━━ DATASET RECORDS ━━

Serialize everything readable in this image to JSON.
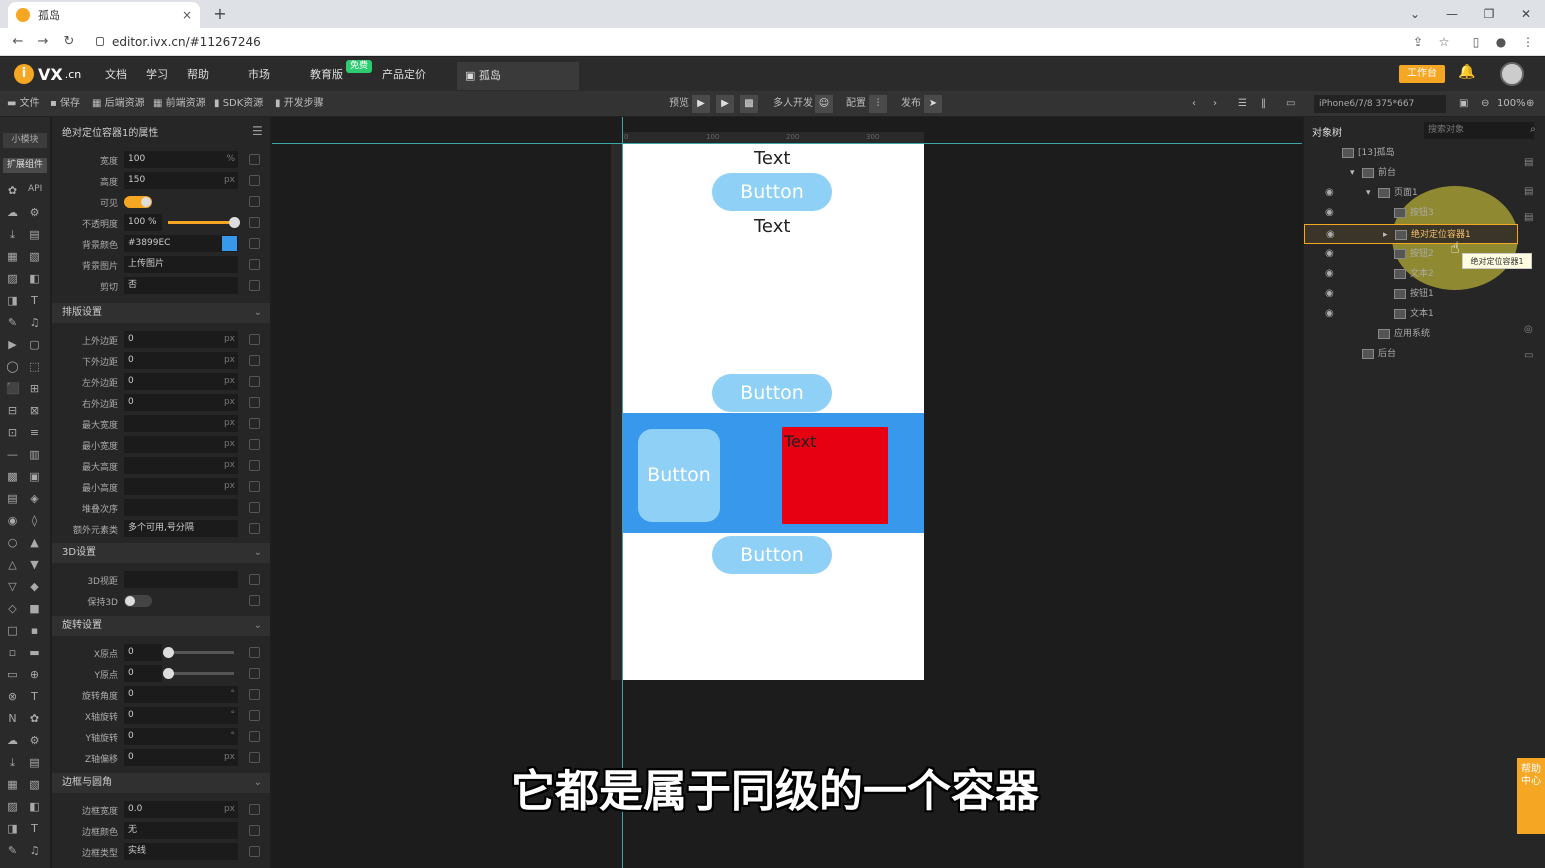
{
  "browser": {
    "tab_title": "孤岛",
    "tab_close": "×",
    "new_tab": "+",
    "url": "editor.ivx.cn/#11267246",
    "win_min": "—",
    "win_restore": "❐",
    "win_close": "✕",
    "win_chevron": "⌄"
  },
  "app": {
    "logo_text": "VX",
    "logo_suffix": ".cn",
    "menu": [
      "文档",
      "学习",
      "帮助",
      "市场",
      "教育版",
      "产品定价"
    ],
    "free_badge": "免费",
    "project_tab": "孤岛",
    "work_button": "工作台"
  },
  "toolbar": {
    "items": [
      "文件",
      "保存",
      "后端资源",
      "前端资源",
      "SDK资源",
      "开发步骤"
    ],
    "preview": "预览",
    "multi_dev": "多人开发",
    "config": "配置",
    "publish": "发布",
    "device": "iPhone6/7/8 375*667",
    "zoom": "100%"
  },
  "leftstrip": {
    "small_component": "小模块",
    "ext_component": "扩展组件",
    "api": "API"
  },
  "properties": {
    "title": "绝对定位容器1的属性",
    "fields": [
      {
        "label": "宽度",
        "value": "100",
        "unit": "%"
      },
      {
        "label": "高度",
        "value": "150",
        "unit": "px"
      },
      {
        "label": "可见",
        "value": "",
        "unit": ""
      },
      {
        "label": "不透明度",
        "value": "100 %",
        "unit": ""
      },
      {
        "label": "背景颜色",
        "value": "#3899EC",
        "unit": ""
      },
      {
        "label": "背景图片",
        "value": "上传图片",
        "unit": ""
      },
      {
        "label": "剪切",
        "value": "否",
        "unit": ""
      }
    ],
    "layout_section": "排版设置",
    "layout_fields": [
      {
        "label": "上外边距",
        "value": "0",
        "unit": "px"
      },
      {
        "label": "下外边距",
        "value": "0",
        "unit": "px"
      },
      {
        "label": "左外边距",
        "value": "0",
        "unit": "px"
      },
      {
        "label": "右外边距",
        "value": "0",
        "unit": "px"
      },
      {
        "label": "最大宽度",
        "value": "",
        "unit": "px"
      },
      {
        "label": "最小宽度",
        "value": "",
        "unit": "px"
      },
      {
        "label": "最大高度",
        "value": "",
        "unit": "px"
      },
      {
        "label": "最小高度",
        "value": "",
        "unit": "px"
      },
      {
        "label": "堆叠次序",
        "value": "",
        "unit": ""
      },
      {
        "label": "额外元素类",
        "value": "多个可用,号分隔",
        "unit": ""
      }
    ],
    "section_3d": "3D设置",
    "fields_3d": [
      {
        "label": "3D视距",
        "value": "",
        "unit": ""
      },
      {
        "label": "保持3D",
        "value": "",
        "unit": ""
      }
    ],
    "rotate_section": "旋转设置",
    "rotate_fields": [
      {
        "label": "X原点",
        "value": "0",
        "unit": "%"
      },
      {
        "label": "Y原点",
        "value": "0",
        "unit": "%"
      },
      {
        "label": "旋转角度",
        "value": "0",
        "unit": "°"
      },
      {
        "label": "X轴旋转",
        "value": "0",
        "unit": "°"
      },
      {
        "label": "Y轴旋转",
        "value": "0",
        "unit": "°"
      },
      {
        "label": "Z轴偏移",
        "value": "0",
        "unit": "px"
      }
    ],
    "border_section": "边框与圆角",
    "border_fields": [
      {
        "label": "边框宽度",
        "value": "0.0",
        "unit": "px"
      },
      {
        "label": "边框颜色",
        "value": "无",
        "unit": ""
      },
      {
        "label": "边框类型",
        "value": "实线",
        "unit": ""
      }
    ],
    "opacity_fraction": 1.0,
    "bg_color": "#3899EC"
  },
  "canvas": {
    "ruler_ticks": [
      "0",
      "100",
      "200",
      "300"
    ],
    "text1": "Text",
    "button1": "Button",
    "text2": "Text",
    "button2": "Button",
    "container_button": "Button",
    "container_text": "Text",
    "button3": "Button",
    "container_color": "#3899EC",
    "red_color": "#E60012"
  },
  "subtitle": "它都是属于同级的一个容器",
  "tree": {
    "title": "对象树",
    "search_placeholder": "搜索对象",
    "rows": [
      {
        "label": "[13]孤岛"
      },
      {
        "label": "前台"
      },
      {
        "label": "页面1"
      },
      {
        "label": "按钮3"
      },
      {
        "label": "绝对定位容器1"
      },
      {
        "label": "按钮2"
      },
      {
        "label": "文本2"
      },
      {
        "label": "按钮1"
      },
      {
        "label": "文本1"
      },
      {
        "label": "应用系统"
      },
      {
        "label": "后台"
      }
    ],
    "tooltip": "绝对定位容器1"
  },
  "help_tab": "帮助中心"
}
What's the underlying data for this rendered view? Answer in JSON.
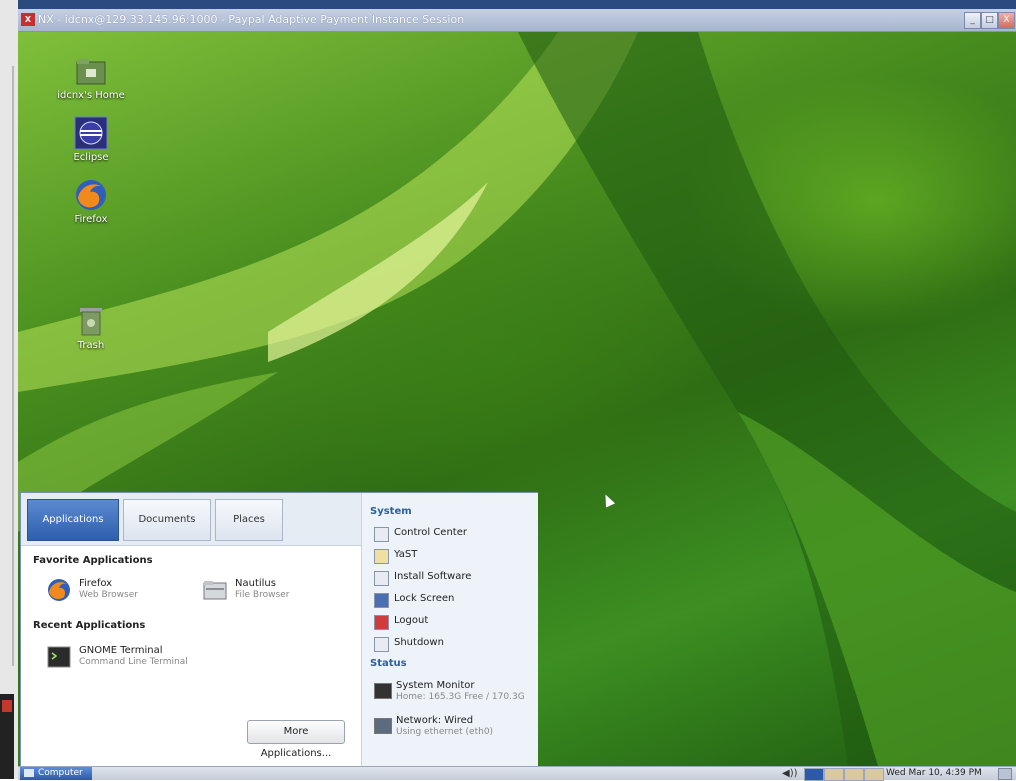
{
  "window": {
    "title": "NX - idcnx@129.33.145.96:1000 - Paypal Adaptive Payment Instance Session",
    "app_icon_glyph": "X",
    "controls": {
      "minimize": "_",
      "maximize": "□",
      "close": "X"
    }
  },
  "desktop": {
    "icons": [
      {
        "label": "idcnx's Home",
        "icon": "home-folder-icon"
      },
      {
        "label": "Eclipse",
        "icon": "eclipse-icon"
      },
      {
        "label": "Firefox",
        "icon": "firefox-icon"
      },
      {
        "label": "Trash",
        "icon": "trash-icon"
      }
    ]
  },
  "menu": {
    "tabs": [
      "Applications",
      "Documents",
      "Places"
    ],
    "active_tab": "Applications",
    "favorites_heading": "Favorite Applications",
    "favorites": [
      {
        "name": "Firefox",
        "desc": "Web Browser",
        "icon": "firefox-icon"
      },
      {
        "name": "Nautilus",
        "desc": "File Browser",
        "icon": "file-cabinet-icon"
      }
    ],
    "recent_heading": "Recent Applications",
    "recent": [
      {
        "name": "GNOME Terminal",
        "desc": "Command Line Terminal",
        "icon": "terminal-icon"
      }
    ],
    "more_button": "More Applications...",
    "system_heading": "System",
    "system_items": [
      {
        "label": "Control Center",
        "icon": "control-center-icon"
      },
      {
        "label": "YaST",
        "icon": "yast-icon"
      },
      {
        "label": "Install Software",
        "icon": "install-software-icon"
      },
      {
        "label": "Lock Screen",
        "icon": "lock-screen-icon"
      },
      {
        "label": "Logout",
        "icon": "logout-icon"
      },
      {
        "label": "Shutdown",
        "icon": "shutdown-icon"
      }
    ],
    "status_heading": "Status",
    "status_items": [
      {
        "name": "System Monitor",
        "desc": "Home: 165.3G Free / 170.3G",
        "icon": "system-monitor-icon"
      },
      {
        "name": "Network: Wired",
        "desc": "Using ethernet (eth0)",
        "icon": "network-icon"
      }
    ]
  },
  "taskbar": {
    "computer_label": "Computer",
    "volume_glyph": "◀))",
    "clock": "Wed Mar 10,  4:39 PM",
    "workspace_colors": [
      "#2d5aa8",
      "#d9c9a0",
      "#d9c9a0",
      "#d9c9a0"
    ]
  },
  "colors": {
    "accent": "#2e5fae",
    "desktop_green": "#3c8f22"
  }
}
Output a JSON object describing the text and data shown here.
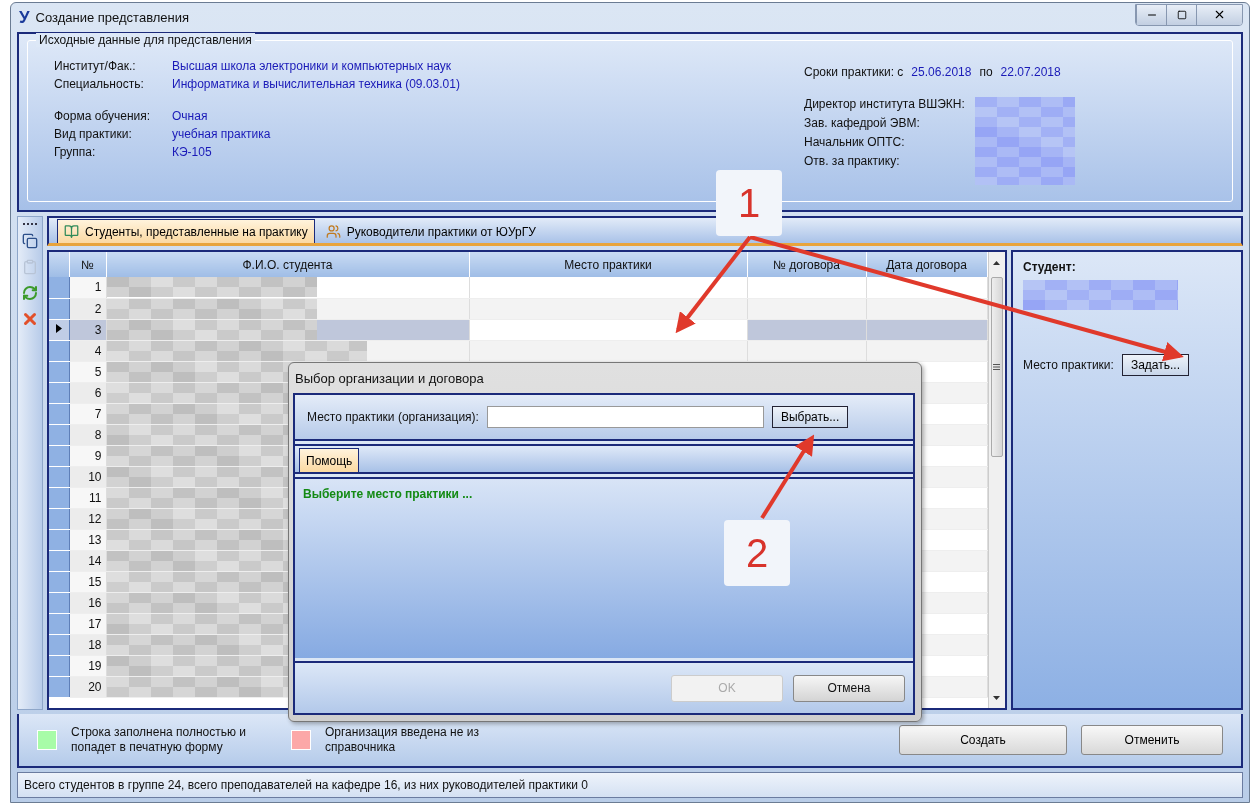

━━━

SHORT EXERCISE: Every record must be copied exactly, with images dropped from the result.

ANSWER TO THE EXERCISE:
Serialize everything readable in this image to JSON.
{
  "browser": {
    "tab_title": "孤岛",
    "tab_close": "×",
    "new_tab": "+",
    "url": "editor.ivx.cn/#11267246",
    "win_min": "—",
    "win_restore": "❐",
    "win_close": "✕",
    "win_chevron": "⌄"
  },
  "app": {
    "logo_text": "VX",
    "logo_suffix": ".cn",
    "menu": [
      "文档",
      "学习",
      "帮助",
      "市场",
      "教育版",
      "产品定价"
    ],
    "free_badge": "免费",
    "project_tab": "孤岛",
    "work_button": "工作台"
  },
  "toolbar": {
    "items": [
      "文件",
      "保存",
      "后端资源",
      "前端资源",
      "SDK资源",
      "开发步骤"
    ],
    "preview": "预览",
    "multi_dev": "多人开发",
    "config": "配置",
    "publish": "发布",
    "device": "iPhone6/7/8 375*667",
    "zoom": "100%"
  },
  "leftstrip": {
    "small_component": "小模块",
    "ext_component": "扩展组件",
    "api": "API"
  },
  "properties": {
    "title": "绝对定位容器1的属性",
    "fields": [
      {
        "label": "宽度",
        "value": "100",
        "unit": "%"
      },
      {
        "label": "高度",
        "value": "150",
        "unit": "px"
      },
      {
        "label": "可见",
        "value": "",
        "unit": ""
      },
      {
        "label": "不透明度",
        "value": "100 %",
        "unit": ""
      },
      {
        "label": "背景颜色",
        "value": "#3899EC",
        "unit": ""
      },
      {
        "label": "背景图片",
        "value": "上传图片",
        "unit": ""
      },
      {
        "label": "剪切",
        "value": "否",
        "unit": ""
      }
    ],
    "layout_section": "排版设置",
    "layout_fields": [
      {
        "label": "上外边距",
        "value": "0",
        "unit": "px"
      },
      {
        "label": "下外边距",
        "value": "0",
        "unit": "px"
      },
      {
        "label": "左外边距",
        "value": "0",
        "unit": "px"
      },
      {
        "label": "右外边距",
        "value": "0",
        "unit": "px"
      },
      {
        "label": "最大宽度",
        "value": "",
        "unit": "px"
      },
      {
        "label": "最小宽度",
        "value": "",
        "unit": "px"
      },
      {
        "label": "最大高度",
        "value": "",
        "unit": "px"
      },
      {
        "label": "最小高度",
        "value": "",
        "unit": "px"
      },
      {
        "label": "堆叠次序",
        "value": "",
        "unit": ""
      },
      {
        "label": "额外元素类",
        "value": "多个可用,号分隔",
        "unit": ""
      }
    ],
    "section_3d": "3D设置",
    "fields_3d": [
      {
        "label": "3D视距",
        "value": "",
        "unit": ""
      },
      {
        "label": "保持3D",
        "value": "",
        "unit": ""
      }
    ],
    "rotate_section": "旋转设置",
    "rotate_fields": [
      {
        "label": "X原点",
        "value": "0",
        "unit": "%"
      },
      {
        "label": "Y原点",
        "value": "0",
        "unit": "%"
      },
      {
        "label": "旋转角度",
        "value": "0",
        "unit": "°"
      },
      {
        "label": "X轴旋转",
        "value": "0",
        "unit": "°"
      },
      {
        "label": "Y轴旋转",
        "value": "0",
        "unit": "°"
      },
      {
        "label": "Z轴偏移",
        "value": "0",
        "unit": "px"
      }
    ],
    "border_section": "边框与圆角",
    "border_fields": [
      {
        "label": "边框宽度",
        "value": "0.0",
        "unit": "px"
      },
      {
        "label": "边框颜色",
        "value": "无",
        "unit": ""
      },
      {
        "label": "边框类型",
        "value": "实线",
        "unit": ""
      }
    ],
    "opacity_fraction": 1.0,
    "bg_color": "#3899EC"
  },
  "canvas": {
    "ruler_ticks": [
      "0",
      "100",
      "200",
      "300"
    ],
    "text1": "Text",
    "button1": "Button",
    "text2": "Text",
    "button2": "Button",
    "container_button": "Button",
    "container_text": "Text",
    "button3": "Button",
    "container_color": "#3899EC",
    "red_color": "#E60012"
  },
  "subtitle": "它都是属于同级的一个容器",
  "tree": {
    "title": "对象树",
    "search_placeholder": "搜索对象",
    "rows": [
      {
        "label": "[13]孤岛"
      },
      {
        "label": "前台"
      },
      {
        "label": "页面1"
      },
      {
        "label": "按钮3"
      },
      {
        "label": "绝对定位容器1"
      },
      {
        "label": "按钮2"
      },
      {
        "label": "文本2"
      },
      {
        "label": "按钮1"
      },
      {
        "label": "文本1"
      },
      {
        "label": "应用系统"
      },
      {
        "label": "后台"
      }
    ],
    "tooltip": "绝对定位容器1"
  },
  "help_tab": "帮助中心"
}
What's the underlying data for this rendered view? Answer in JSON.
{
  "window": {
    "title": "NX - idcnx@129.33.145.96:1000 - Paypal Adaptive Payment Instance Session",
    "app_icon_glyph": "X",
    "controls": {
      "minimize": "_",
      "maximize": "□",
      "close": "X"
    }
  },
  "desktop": {
    "icons": [
      {
        "label": "idcnx's Home",
        "icon": "home-folder-icon"
      },
      {
        "label": "Eclipse",
        "icon": "eclipse-icon"
      },
      {
        "label": "Firefox",
        "icon": "firefox-icon"
      },
      {
        "label": "Trash",
        "icon": "trash-icon"
      }
    ]
  },
  "menu": {
    "tabs": [
      "Applications",
      "Documents",
      "Places"
    ],
    "active_tab": "Applications",
    "favorites_heading": "Favorite Applications",
    "favorites": [
      {
        "name": "Firefox",
        "desc": "Web Browser",
        "icon": "firefox-icon"
      },
      {
        "name": "Nautilus",
        "desc": "File Browser",
        "icon": "file-cabinet-icon"
      }
    ],
    "recent_heading": "Recent Applications",
    "recent": [
      {
        "name": "GNOME Terminal",
        "desc": "Command Line Terminal",
        "icon": "terminal-icon"
      }
    ],
    "more_button": "More Applications...",
    "system_heading": "System",
    "system_items": [
      {
        "label": "Control Center",
        "icon": "control-center-icon"
      },
      {
        "label": "YaST",
        "icon": "yast-icon"
      },
      {
        "label": "Install Software",
        "icon": "install-software-icon"
      },
      {
        "label": "Lock Screen",
        "icon": "lock-screen-icon"
      },
      {
        "label": "Logout",
        "icon": "logout-icon"
      },
      {
        "label": "Shutdown",
        "icon": "shutdown-icon"
      }
    ],
    "status_heading": "Status",
    "status_items": [
      {
        "name": "System Monitor",
        "desc": "Home: 165.3G Free / 170.3G",
        "icon": "system-monitor-icon"
      },
      {
        "name": "Network: Wired",
        "desc": "Using ethernet (eth0)",
        "icon": "network-icon"
      }
    ]
  },
  "taskbar": {
    "computer_label": "Computer",
    "volume_glyph": "◀))",
    "clock": "Wed Mar 10,  4:39 PM",
    "workspace_colors": [
      "#2d5aa8",
      "#d9c9a0",
      "#d9c9a0",
      "#d9c9a0"
    ]
  },
  "colors": {
    "accent": "#2e5fae",
    "desktop_green": "#3c8f22"
  }
}
Output a JSON object describing the text and data shown here.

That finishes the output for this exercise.